━━━ Extracted entries

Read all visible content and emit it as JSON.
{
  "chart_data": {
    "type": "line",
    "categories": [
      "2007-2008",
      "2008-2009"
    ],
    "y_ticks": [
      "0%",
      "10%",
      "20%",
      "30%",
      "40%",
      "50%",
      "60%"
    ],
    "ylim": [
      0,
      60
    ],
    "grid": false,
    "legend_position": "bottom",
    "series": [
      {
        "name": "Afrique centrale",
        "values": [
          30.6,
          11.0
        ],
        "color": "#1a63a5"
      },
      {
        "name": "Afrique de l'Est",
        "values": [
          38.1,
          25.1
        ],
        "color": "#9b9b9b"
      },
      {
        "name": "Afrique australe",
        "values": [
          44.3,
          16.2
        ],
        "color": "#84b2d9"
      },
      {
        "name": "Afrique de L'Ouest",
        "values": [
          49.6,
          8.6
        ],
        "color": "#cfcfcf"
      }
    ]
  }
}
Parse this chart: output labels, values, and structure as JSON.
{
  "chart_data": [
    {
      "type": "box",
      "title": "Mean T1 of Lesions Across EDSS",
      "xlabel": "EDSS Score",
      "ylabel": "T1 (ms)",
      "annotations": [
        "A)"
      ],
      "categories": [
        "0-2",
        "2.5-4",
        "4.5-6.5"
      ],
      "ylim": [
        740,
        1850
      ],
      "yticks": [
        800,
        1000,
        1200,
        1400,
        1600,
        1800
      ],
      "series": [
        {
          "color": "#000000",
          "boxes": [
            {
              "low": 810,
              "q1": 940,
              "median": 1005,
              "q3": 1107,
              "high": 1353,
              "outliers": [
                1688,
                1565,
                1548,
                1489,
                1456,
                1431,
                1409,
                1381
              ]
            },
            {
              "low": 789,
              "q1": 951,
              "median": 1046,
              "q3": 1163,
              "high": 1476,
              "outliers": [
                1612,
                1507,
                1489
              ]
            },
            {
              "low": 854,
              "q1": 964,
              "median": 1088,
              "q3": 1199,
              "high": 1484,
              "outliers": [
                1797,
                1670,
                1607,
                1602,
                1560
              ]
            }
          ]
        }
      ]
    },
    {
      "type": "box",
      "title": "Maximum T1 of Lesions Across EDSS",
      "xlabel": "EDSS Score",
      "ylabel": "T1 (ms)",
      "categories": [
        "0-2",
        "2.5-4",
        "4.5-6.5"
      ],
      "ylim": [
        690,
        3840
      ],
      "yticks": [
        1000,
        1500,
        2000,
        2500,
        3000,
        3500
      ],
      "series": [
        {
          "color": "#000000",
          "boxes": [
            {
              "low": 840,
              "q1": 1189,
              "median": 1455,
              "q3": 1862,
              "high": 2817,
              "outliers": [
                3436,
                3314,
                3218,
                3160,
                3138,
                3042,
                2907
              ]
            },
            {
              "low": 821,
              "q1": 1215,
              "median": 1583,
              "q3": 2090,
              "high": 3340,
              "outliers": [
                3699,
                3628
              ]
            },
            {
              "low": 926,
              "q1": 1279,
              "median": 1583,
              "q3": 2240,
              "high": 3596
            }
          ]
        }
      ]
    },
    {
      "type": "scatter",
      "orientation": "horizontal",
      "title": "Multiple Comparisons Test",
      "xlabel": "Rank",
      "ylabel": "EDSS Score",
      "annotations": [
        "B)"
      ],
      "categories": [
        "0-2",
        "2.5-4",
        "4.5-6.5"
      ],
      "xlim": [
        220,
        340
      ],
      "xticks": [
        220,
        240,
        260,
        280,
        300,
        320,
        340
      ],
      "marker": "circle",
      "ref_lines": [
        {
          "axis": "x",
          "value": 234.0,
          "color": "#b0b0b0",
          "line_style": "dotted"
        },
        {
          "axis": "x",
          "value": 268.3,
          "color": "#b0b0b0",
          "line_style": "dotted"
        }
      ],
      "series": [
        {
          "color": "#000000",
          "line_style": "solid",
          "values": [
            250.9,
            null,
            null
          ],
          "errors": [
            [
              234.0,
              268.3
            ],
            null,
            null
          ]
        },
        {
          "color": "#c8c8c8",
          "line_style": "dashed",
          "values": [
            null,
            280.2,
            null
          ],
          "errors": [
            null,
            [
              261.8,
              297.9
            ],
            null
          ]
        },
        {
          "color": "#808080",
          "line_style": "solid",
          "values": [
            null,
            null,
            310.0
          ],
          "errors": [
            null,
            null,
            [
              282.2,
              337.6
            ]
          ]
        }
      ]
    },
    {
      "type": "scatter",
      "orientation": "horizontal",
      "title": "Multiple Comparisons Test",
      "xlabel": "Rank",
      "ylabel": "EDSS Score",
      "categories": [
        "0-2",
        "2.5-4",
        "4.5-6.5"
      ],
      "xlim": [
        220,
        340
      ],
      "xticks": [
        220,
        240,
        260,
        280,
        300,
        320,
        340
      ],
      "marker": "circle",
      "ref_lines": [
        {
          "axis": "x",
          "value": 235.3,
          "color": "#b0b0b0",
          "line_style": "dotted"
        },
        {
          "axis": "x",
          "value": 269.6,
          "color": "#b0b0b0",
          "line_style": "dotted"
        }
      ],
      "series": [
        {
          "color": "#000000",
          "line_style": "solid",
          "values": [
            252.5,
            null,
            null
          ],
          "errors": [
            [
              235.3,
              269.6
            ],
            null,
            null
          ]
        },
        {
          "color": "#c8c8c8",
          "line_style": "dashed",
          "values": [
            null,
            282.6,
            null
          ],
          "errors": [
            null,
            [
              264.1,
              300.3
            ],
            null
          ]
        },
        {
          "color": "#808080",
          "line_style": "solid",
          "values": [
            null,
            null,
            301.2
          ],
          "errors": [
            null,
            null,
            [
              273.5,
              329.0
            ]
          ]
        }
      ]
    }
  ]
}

━━━━━━

**Given instruction:** Scan the material above. Copy each line that holds the word "title".

**Correct response:**
      "title": "Mean T1 of Lesions Across EDSS",
      "title": "Maximum T1 of Lesions Across EDSS",
      "title": "Multiple Comparisons Test",
      "title": "Multiple Comparisons Test",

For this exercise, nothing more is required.